__TASK DETAILS__
Transcribe the records below in full; pictures stay out of the copy.
>> START
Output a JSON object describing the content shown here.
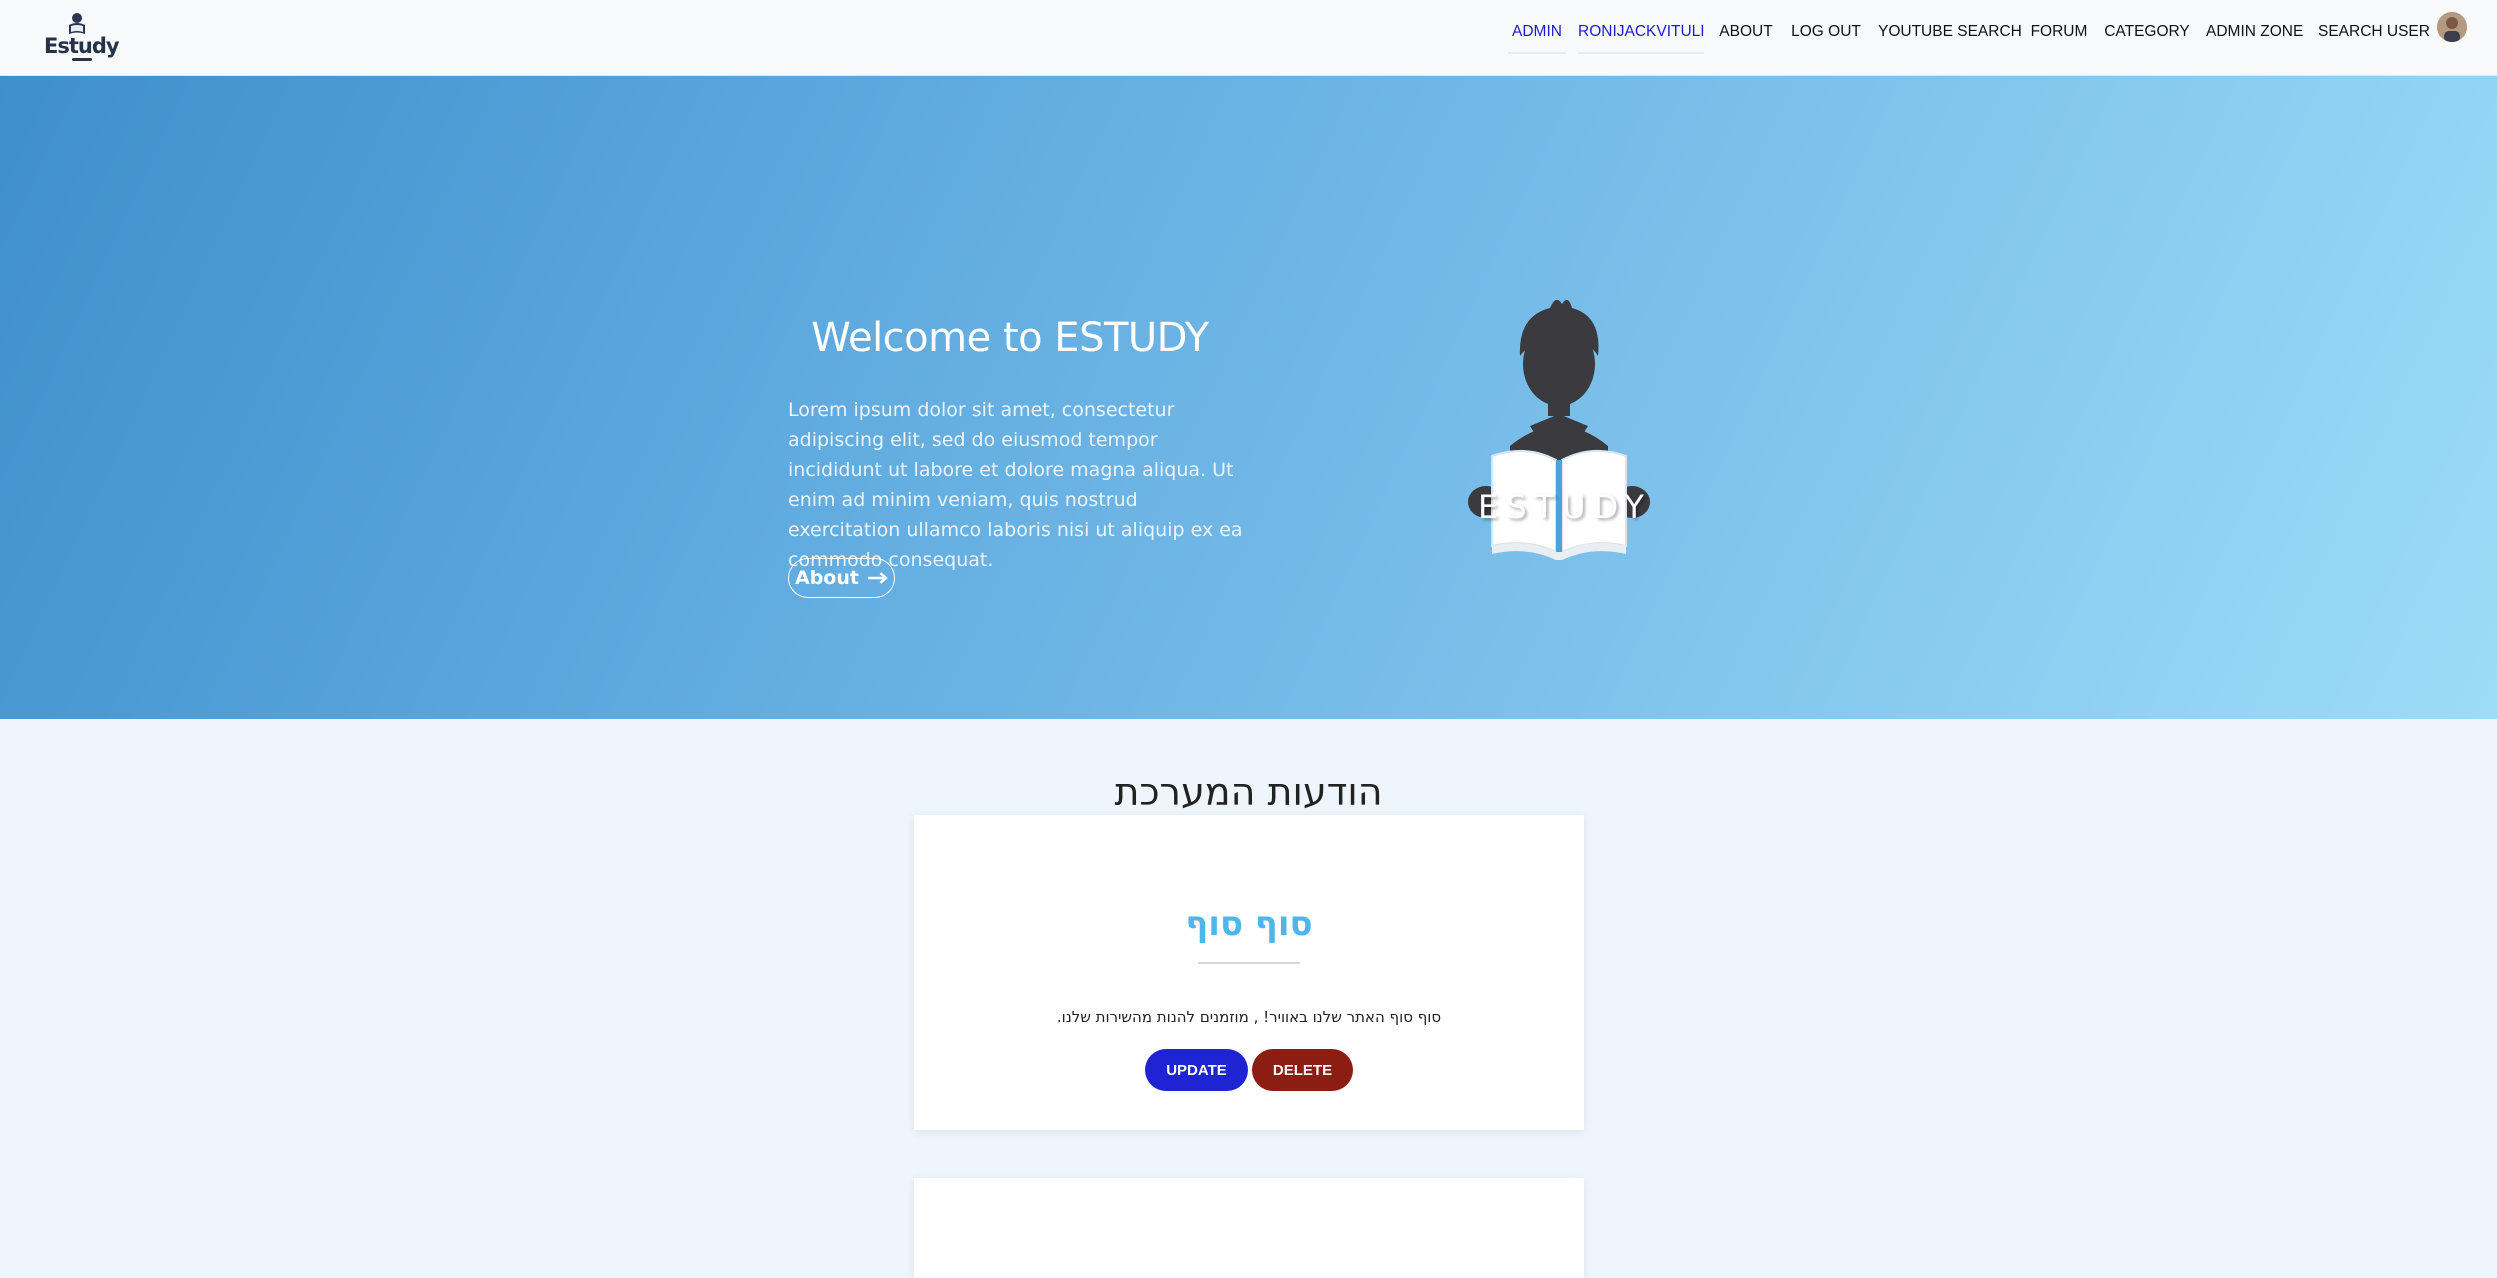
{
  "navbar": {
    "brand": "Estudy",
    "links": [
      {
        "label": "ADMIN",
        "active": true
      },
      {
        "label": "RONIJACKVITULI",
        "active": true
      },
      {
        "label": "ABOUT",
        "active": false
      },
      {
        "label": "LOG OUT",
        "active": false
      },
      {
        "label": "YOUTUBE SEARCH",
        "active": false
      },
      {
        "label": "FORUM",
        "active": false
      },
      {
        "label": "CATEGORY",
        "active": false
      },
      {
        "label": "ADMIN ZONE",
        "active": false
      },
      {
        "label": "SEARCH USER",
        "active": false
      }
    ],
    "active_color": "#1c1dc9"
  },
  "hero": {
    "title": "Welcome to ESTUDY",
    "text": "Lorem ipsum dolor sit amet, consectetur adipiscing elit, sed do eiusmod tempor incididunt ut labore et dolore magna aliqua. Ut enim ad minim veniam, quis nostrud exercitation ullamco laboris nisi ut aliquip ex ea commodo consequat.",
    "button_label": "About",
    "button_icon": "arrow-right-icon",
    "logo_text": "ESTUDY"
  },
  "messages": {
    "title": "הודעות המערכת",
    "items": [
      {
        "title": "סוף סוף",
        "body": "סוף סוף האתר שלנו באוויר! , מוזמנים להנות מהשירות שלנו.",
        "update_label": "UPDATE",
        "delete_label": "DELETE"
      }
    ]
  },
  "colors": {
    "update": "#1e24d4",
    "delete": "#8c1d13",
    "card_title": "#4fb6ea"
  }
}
>> END
__RESULT__
Output a JSON object describing the content shown here.
{
  "navbar": {
    "brand": "Estudy",
    "links": [
      {
        "label": "ADMIN",
        "active": true
      },
      {
        "label": "RONIJACKVITULI",
        "active": true
      },
      {
        "label": "ABOUT",
        "active": false
      },
      {
        "label": "LOG OUT",
        "active": false
      },
      {
        "label": "YOUTUBE SEARCH",
        "active": false
      },
      {
        "label": "FORUM",
        "active": false
      },
      {
        "label": "CATEGORY",
        "active": false
      },
      {
        "label": "ADMIN ZONE",
        "active": false
      },
      {
        "label": "SEARCH USER",
        "active": false
      }
    ],
    "active_color": "#1c1dc9"
  },
  "hero": {
    "title": "Welcome to ESTUDY",
    "text": "Lorem ipsum dolor sit amet, consectetur adipiscing elit, sed do eiusmod tempor incididunt ut labore et dolore magna aliqua. Ut enim ad minim veniam, quis nostrud exercitation ullamco laboris nisi ut aliquip ex ea commodo consequat.",
    "button_label": "About",
    "button_icon": "arrow-right-icon",
    "logo_text": "ESTUDY"
  },
  "messages": {
    "title": "הודעות המערכת",
    "items": [
      {
        "title": "סוף סוף",
        "body": "סוף סוף האתר שלנו באוויר! , מוזמנים להנות מהשירות שלנו.",
        "update_label": "UPDATE",
        "delete_label": "DELETE"
      }
    ]
  },
  "colors": {
    "update": "#1e24d4",
    "delete": "#8c1d13",
    "card_title": "#4fb6ea"
  }
}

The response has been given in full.